▶ _Instruction_:
Scan the following material for the string "osoite" and copy each line in which it appears.

▶ _Data listing_:
○ ○ ○ ○ ○
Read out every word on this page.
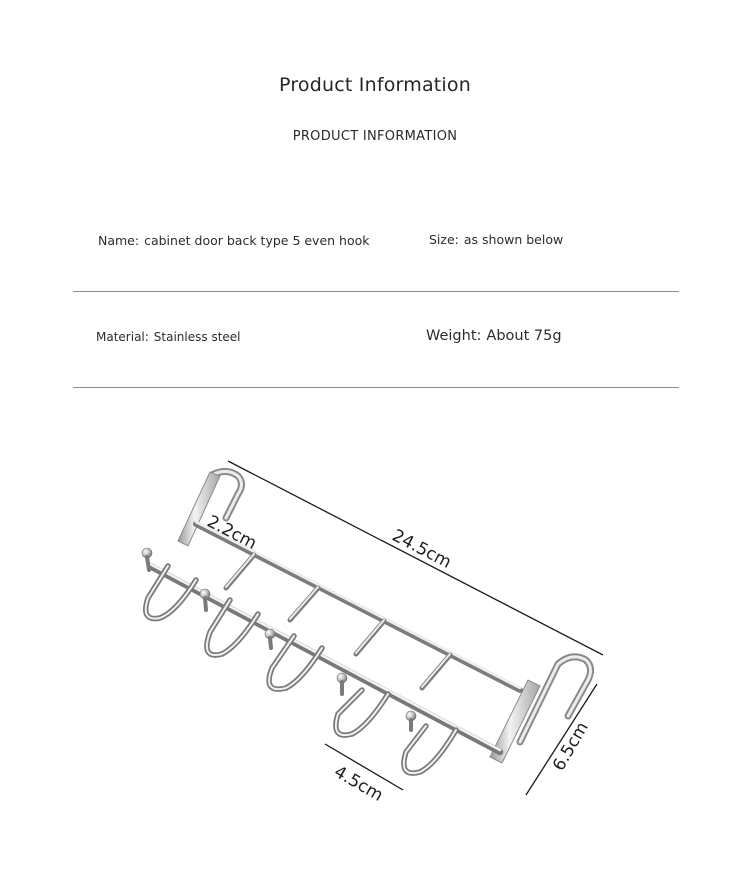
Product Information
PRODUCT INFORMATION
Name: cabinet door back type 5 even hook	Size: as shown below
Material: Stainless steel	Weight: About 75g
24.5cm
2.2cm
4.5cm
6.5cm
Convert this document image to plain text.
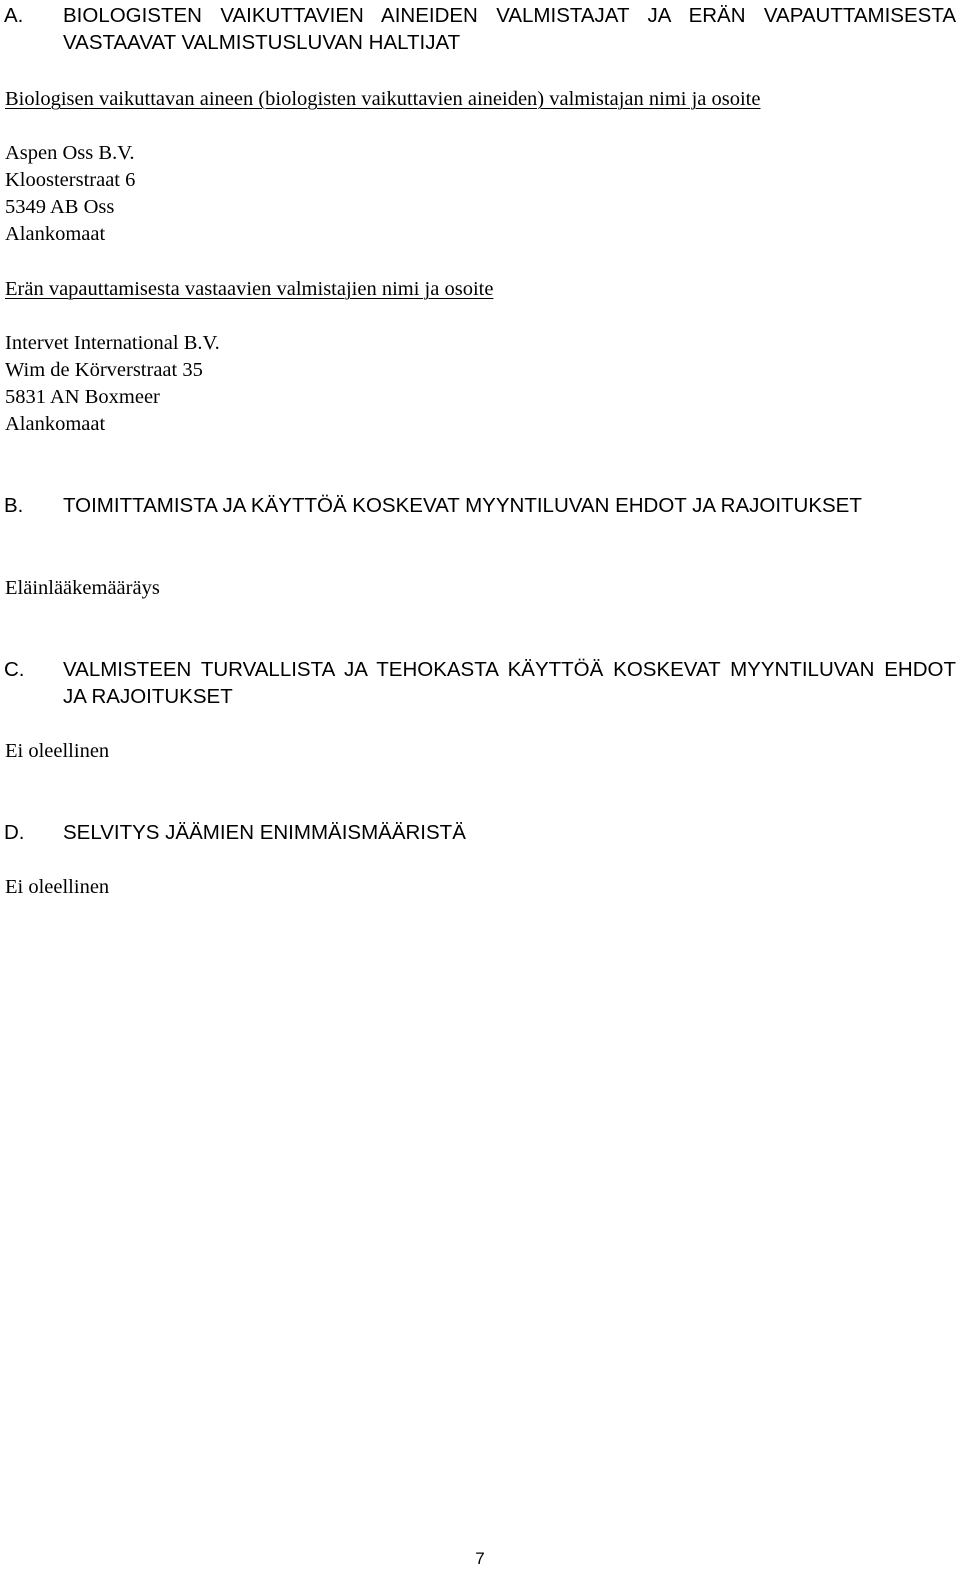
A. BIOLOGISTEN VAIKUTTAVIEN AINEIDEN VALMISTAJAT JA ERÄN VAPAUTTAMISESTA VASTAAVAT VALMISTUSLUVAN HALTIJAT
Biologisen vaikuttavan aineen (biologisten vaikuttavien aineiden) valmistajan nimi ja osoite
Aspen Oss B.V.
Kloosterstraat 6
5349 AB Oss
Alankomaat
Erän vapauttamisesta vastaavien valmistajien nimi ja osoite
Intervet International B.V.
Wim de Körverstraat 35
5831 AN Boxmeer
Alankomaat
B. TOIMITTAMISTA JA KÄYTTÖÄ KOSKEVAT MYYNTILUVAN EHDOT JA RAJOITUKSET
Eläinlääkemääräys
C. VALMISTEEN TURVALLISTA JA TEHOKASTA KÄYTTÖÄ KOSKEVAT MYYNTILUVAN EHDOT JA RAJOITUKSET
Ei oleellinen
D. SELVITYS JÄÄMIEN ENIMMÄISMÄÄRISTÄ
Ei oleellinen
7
○ ○ ○ ○ ○
▶ _Task response_:
Biologisen vaikuttavan aineen (biologisten vaikuttavien aineiden) valmistajan nimi ja osoite
Erän vapauttamisesta vastaavien valmistajien nimi ja osoite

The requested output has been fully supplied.